Given problem A: Give back the records from their beginning through the line with "The battery charger controller 101 is", swapping "notebook computers" for "laptop computers" and changing nothing else. Leave the pictures out.

Text section:
⟨

Planet Hunting in the Infra-Red

Today I attended a fascinating talk by Dr. Michelle Thaller about the Spitzer infra-red telescope and the search for exoplanets. I love hearing about the ongoing discoveries of planets orbiting around other stars. This is cutting-edge observational science! The first exoplanet was detected in 1995; before that, they were only hypothetical.

Spitzer is an IR telescope that orbits the Sun, lagging behind the Earth in its orbit. This lets it observe out away from the IR signal of the Earth and Moon. Dr. Thaller opened the talk with some fun (and fascinating even if you’ve seen an IR camera before!) demos showing how in IR, you can see through some things (black plastic bags) but not others (optically transparent glasses). She noted that the Earth’s atmosphere is opaque in IR, which helps explain both the greenhouse effect and why you need a space-based telescope to observe the universe in IR. More than that, since dust is opaque optically but often transparent in IR, Spitzer has given us our first views deep into the center of our own galaxy (dust blocked optical telescopes’ view into the Milky Way). We subsequently learned that we live in a barred spiral galaxy (previously thought to be just a spiral).

⟩

Records shown:
⟨

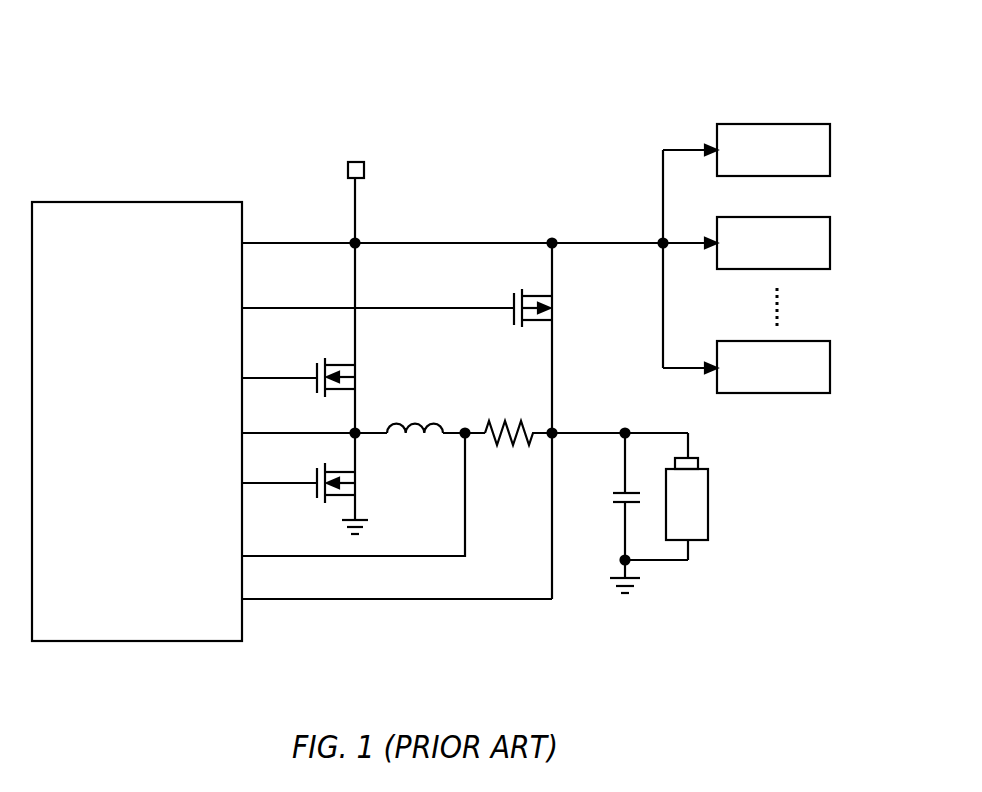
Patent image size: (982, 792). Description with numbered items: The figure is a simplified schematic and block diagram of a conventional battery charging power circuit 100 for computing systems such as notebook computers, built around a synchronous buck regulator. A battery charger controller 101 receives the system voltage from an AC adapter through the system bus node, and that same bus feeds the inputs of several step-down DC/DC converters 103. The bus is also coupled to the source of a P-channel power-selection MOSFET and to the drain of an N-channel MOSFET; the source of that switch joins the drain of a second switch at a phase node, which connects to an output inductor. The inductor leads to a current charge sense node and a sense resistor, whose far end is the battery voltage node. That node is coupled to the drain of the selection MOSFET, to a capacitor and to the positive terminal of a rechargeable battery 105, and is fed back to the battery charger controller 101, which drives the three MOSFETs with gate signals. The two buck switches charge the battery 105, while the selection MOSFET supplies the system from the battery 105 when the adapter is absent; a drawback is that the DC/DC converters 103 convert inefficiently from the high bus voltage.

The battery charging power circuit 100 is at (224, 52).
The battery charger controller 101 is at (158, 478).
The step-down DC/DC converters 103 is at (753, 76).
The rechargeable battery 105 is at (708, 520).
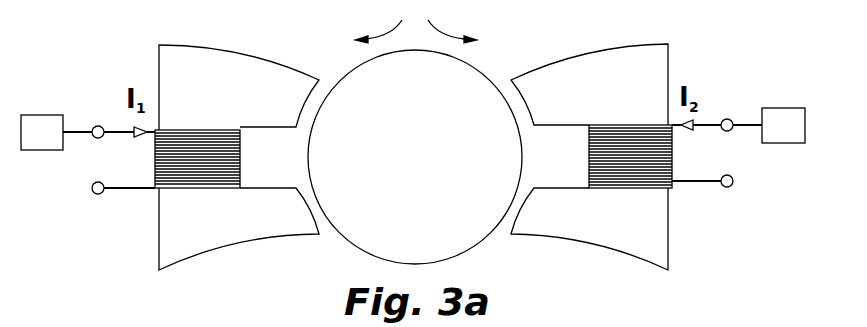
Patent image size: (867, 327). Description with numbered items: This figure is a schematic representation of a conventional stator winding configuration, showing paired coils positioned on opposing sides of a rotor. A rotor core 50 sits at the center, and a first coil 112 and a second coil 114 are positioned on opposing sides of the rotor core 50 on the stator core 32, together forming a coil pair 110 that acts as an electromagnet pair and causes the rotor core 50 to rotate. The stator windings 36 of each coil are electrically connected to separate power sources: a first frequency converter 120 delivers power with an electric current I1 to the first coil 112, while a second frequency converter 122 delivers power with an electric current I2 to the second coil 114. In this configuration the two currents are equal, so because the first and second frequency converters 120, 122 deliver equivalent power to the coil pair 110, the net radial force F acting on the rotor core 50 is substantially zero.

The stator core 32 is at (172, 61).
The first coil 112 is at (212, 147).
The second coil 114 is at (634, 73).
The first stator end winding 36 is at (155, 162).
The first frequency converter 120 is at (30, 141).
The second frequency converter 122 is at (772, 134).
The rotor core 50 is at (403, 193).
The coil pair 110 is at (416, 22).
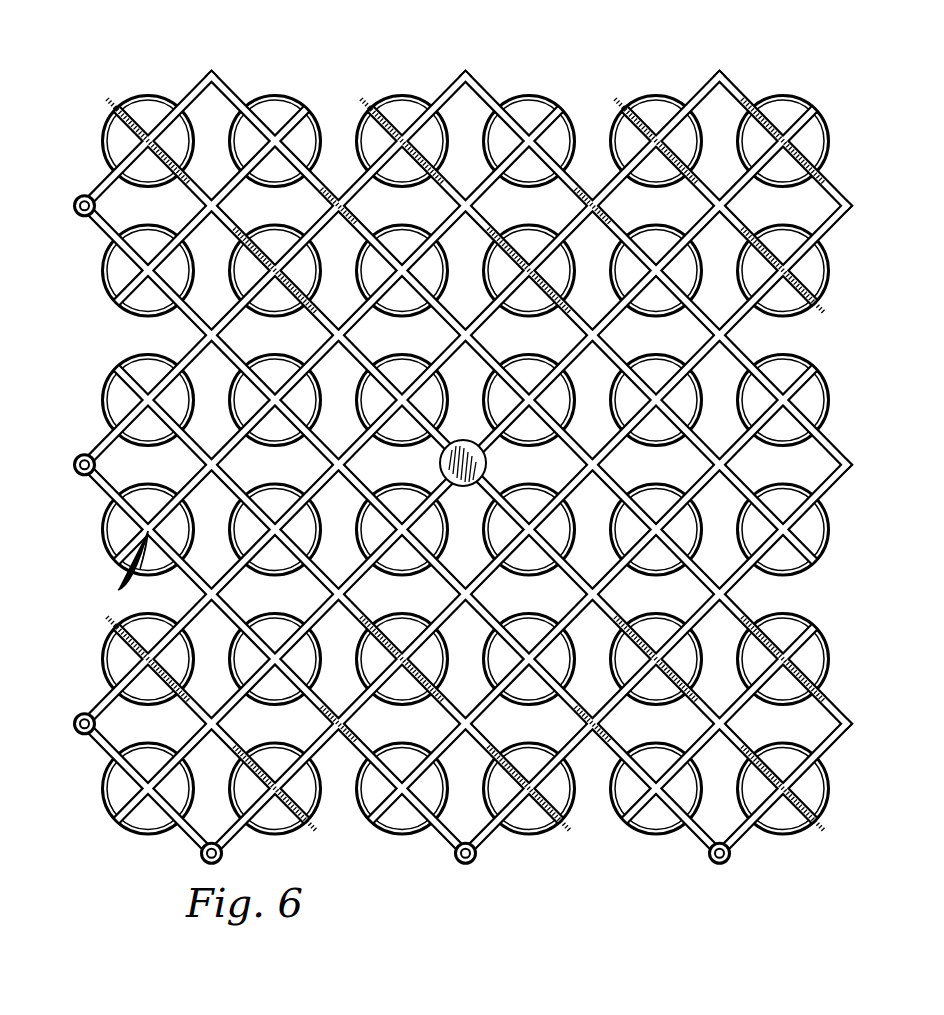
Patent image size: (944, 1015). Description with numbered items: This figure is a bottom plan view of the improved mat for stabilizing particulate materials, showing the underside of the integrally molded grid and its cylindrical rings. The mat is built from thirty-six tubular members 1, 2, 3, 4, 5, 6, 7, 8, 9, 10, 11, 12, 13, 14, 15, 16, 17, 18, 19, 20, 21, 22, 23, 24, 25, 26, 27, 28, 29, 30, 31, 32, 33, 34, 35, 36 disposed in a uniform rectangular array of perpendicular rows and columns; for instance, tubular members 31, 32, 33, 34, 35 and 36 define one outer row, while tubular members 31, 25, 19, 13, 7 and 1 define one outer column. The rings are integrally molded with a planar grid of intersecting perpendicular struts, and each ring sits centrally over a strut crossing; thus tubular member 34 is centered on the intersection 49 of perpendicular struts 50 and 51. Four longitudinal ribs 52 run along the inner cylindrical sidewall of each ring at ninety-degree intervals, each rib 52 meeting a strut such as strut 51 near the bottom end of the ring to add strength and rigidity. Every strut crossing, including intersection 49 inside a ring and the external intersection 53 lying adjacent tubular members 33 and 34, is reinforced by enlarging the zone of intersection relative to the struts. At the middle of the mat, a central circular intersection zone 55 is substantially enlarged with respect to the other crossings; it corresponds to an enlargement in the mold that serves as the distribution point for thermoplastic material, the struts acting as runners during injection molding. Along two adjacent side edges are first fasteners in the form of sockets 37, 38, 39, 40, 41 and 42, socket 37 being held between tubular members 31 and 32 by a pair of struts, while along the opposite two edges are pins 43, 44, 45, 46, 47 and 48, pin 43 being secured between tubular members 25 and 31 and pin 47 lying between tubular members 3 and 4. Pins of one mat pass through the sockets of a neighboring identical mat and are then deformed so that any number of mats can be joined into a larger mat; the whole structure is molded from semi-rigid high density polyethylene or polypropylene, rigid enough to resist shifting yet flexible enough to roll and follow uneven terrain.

⟩

Given problem B: Extend the post about the Spitzer talk on planet hunting in the infra-red, picking up after its final sentence.

Expected answer A:
Patent image size: (982, 792). Description with numbered items: The figure is a simplified schematic and block diagram of a conventional battery charging power circuit 100 for computing systems such as laptop computers, built around a synchronous buck regulator. A battery charger controller 101 receives the system voltage from an AC adapter through the system bus node, and that same bus feeds the inputs of several step-down DC/DC converters 103. The bus is also coupled to the source of a P-channel power-selection MOSFET and to the drain of an N-channel MOSFET; the source of that switch joins the drain of a second switch at a phase node, which connects to an output inductor. The inductor leads to a current charge sense node and a sense resistor, whose far end is the battery voltage node. That node is coupled to the drain of the selection MOSFET, to a capacitor and to the positive terminal of a rechargeable battery 105, and is fed back to the battery charger controller 101, which drives the three MOSFETs with gate signals. The two buck switches charge the battery 105, while the selection MOSFET supplies the system from the battery 105 when the adapter is absent; a drawback is that the DC/DC converters 103 convert inefficiently from the high bus voltage.

The battery charging power circuit 100 is at (224, 52).
The battery charger controller 101 is at (158, 478).

Expected answer B:
Spitzer doesn’t have the resolution to pick out individual planets orbiting other stars, but it can detect a swept-out gap in a stellar disk that can indicate where a planet has formed. That can guide more detailed investigations for exoplanets, such as astrometry and radial-velocity studies. You can browse a catalog of discovered exoplanets, sorted by their method of discovery or an even more attractive atlas of the planets and their stars. We’re currently up to 326 (from 1, only 13 years ago!). You can follow along with the latest planetary discoveries at PlanetQuest, and even download a desktop/Dashboard widget tracking the exoplanet tally.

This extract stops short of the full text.